- [Written exercise]: Reproduce the lines below without any change, omitting the pictures from your answer.

- [Provided records]:
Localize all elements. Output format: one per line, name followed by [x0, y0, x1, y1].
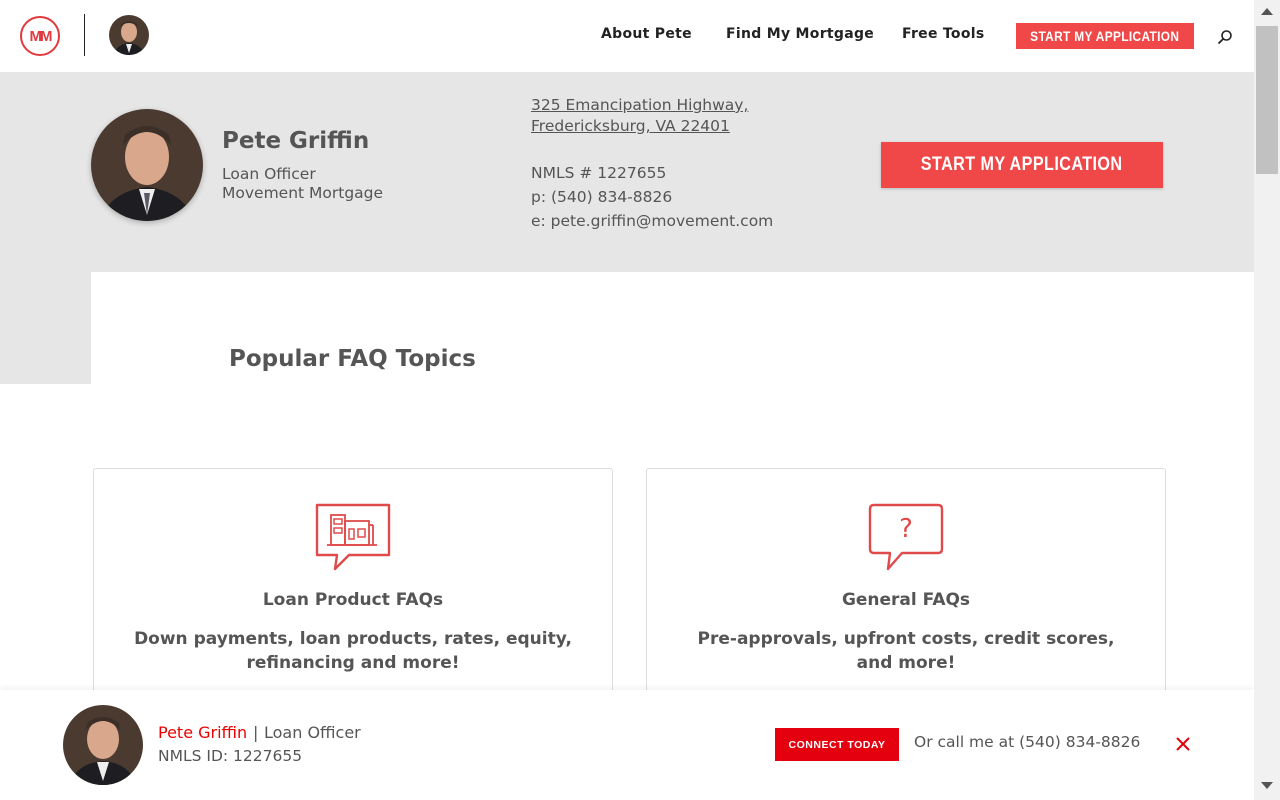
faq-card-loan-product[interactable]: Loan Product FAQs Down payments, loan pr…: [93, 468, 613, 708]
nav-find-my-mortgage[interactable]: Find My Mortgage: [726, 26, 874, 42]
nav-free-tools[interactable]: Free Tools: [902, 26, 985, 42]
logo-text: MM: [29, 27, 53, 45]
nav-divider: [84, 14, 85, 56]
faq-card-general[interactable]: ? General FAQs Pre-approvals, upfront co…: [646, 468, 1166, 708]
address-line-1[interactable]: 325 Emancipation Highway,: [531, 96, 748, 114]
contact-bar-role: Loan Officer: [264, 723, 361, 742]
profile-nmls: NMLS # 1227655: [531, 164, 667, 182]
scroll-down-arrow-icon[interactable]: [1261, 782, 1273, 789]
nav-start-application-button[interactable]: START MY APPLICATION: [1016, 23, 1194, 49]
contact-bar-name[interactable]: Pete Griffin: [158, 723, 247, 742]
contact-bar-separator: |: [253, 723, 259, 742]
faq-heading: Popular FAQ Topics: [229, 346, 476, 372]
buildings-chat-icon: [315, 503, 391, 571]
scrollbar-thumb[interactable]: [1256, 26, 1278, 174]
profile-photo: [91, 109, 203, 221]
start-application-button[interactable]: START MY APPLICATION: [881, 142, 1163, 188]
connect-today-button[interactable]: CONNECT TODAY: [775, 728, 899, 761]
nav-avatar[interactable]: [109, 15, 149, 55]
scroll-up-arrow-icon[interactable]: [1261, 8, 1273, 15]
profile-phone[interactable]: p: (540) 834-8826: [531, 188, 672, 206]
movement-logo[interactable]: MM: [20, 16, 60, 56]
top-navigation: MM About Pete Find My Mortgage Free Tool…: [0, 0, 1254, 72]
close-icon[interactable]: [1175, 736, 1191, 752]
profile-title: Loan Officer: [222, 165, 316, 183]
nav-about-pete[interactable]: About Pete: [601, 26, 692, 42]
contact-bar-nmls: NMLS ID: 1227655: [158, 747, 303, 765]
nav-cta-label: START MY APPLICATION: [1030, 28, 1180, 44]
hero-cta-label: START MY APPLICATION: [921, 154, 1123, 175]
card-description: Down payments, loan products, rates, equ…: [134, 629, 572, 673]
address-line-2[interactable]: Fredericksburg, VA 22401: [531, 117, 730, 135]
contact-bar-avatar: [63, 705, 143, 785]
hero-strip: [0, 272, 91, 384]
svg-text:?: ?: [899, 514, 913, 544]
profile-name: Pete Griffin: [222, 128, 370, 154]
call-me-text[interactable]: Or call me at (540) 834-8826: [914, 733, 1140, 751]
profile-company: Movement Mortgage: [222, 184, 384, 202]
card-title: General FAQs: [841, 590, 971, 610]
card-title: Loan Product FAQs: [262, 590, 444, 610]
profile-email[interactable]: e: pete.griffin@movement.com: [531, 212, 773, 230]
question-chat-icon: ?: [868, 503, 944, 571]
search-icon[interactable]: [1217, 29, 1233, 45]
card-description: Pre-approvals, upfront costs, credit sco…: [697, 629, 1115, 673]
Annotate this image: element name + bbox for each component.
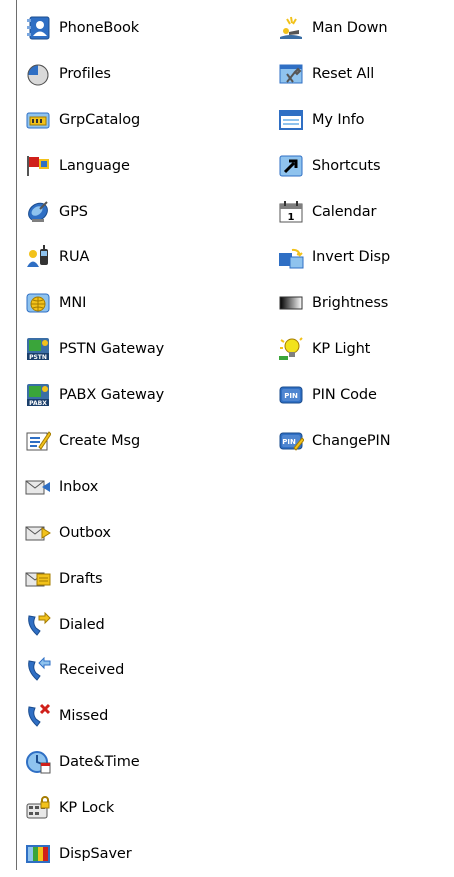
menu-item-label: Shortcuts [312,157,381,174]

- [Solved exercise]:
Localize all elements. Output format: one per line, name followed by [x0, y0, x1, y1].
faq-card-loan-product[interactable]: Loan Product FAQs Down payments, loan pr…: [93, 468, 613, 708]
nav-find-my-mortgage[interactable]: Find My Mortgage: [726, 26, 874, 42]
nav-free-tools[interactable]: Free Tools: [902, 26, 985, 42]
logo-text: MM: [29, 27, 53, 45]
nav-divider: [84, 14, 85, 56]
faq-card-general[interactable]: ? General FAQs Pre-approvals, upfront co…: [646, 468, 1166, 708]
address-line-1[interactable]: 325 Emancipation Highway,: [531, 96, 748, 114]
contact-bar-role: Loan Officer: [264, 723, 361, 742]
profile-nmls: NMLS # 1227655: [531, 164, 667, 182]
scroll-down-arrow-icon[interactable]: [1261, 782, 1273, 789]
nav-start-application-button[interactable]: START MY APPLICATION: [1016, 23, 1194, 49]
contact-bar-name[interactable]: Pete Griffin: [158, 723, 247, 742]
contact-bar-separator: |: [253, 723, 259, 742]
faq-heading: Popular FAQ Topics: [229, 346, 476, 372]
buildings-chat-icon: [315, 503, 391, 571]
scrollbar-thumb[interactable]: [1256, 26, 1278, 174]
profile-photo: [91, 109, 203, 221]
start-application-button[interactable]: START MY APPLICATION: [881, 142, 1163, 188]
connect-today-button[interactable]: CONNECT TODAY: [775, 728, 899, 761]
nav-avatar[interactable]: [109, 15, 149, 55]
scroll-up-arrow-icon[interactable]: [1261, 8, 1273, 15]
profile-phone[interactable]: p: (540) 834-8826: [531, 188, 672, 206]
movement-logo[interactable]: MM: [20, 16, 60, 56]
top-navigation: MM About Pete Find My Mortgage Free Tool…: [0, 0, 1254, 72]
close-icon[interactable]: [1175, 736, 1191, 752]
profile-title: Loan Officer: [222, 165, 316, 183]
nav-about-pete[interactable]: About Pete: [601, 26, 692, 42]
contact-bar-nmls: NMLS ID: 1227655: [158, 747, 303, 765]
nav-cta-label: START MY APPLICATION: [1030, 28, 1180, 44]
hero-cta-label: START MY APPLICATION: [921, 154, 1123, 175]
card-description: Down payments, loan products, rates, equ…: [134, 629, 572, 673]
address-line-2[interactable]: Fredericksburg, VA 22401: [531, 117, 730, 135]
contact-bar-avatar: [63, 705, 143, 785]
hero-strip: [0, 272, 91, 384]
svg-text:?: ?: [899, 514, 913, 544]
profile-name: Pete Griffin: [222, 128, 370, 154]
call-me-text[interactable]: Or call me at (540) 834-8826: [914, 733, 1140, 751]
profile-company: Movement Mortgage: [222, 184, 384, 202]
card-title: General FAQs: [841, 590, 971, 610]
card-title: Loan Product FAQs: [262, 590, 444, 610]
profile-email[interactable]: e: pete.griffin@movement.com: [531, 212, 773, 230]
question-chat-icon: ?: [868, 503, 944, 571]
search-icon[interactable]: [1217, 29, 1233, 45]
card-description: Pre-approvals, upfront costs, credit sco…: [697, 629, 1115, 673]
Annotate this image: element name + bbox for each component.
menu-item-label: Shortcuts [312,157,381,174]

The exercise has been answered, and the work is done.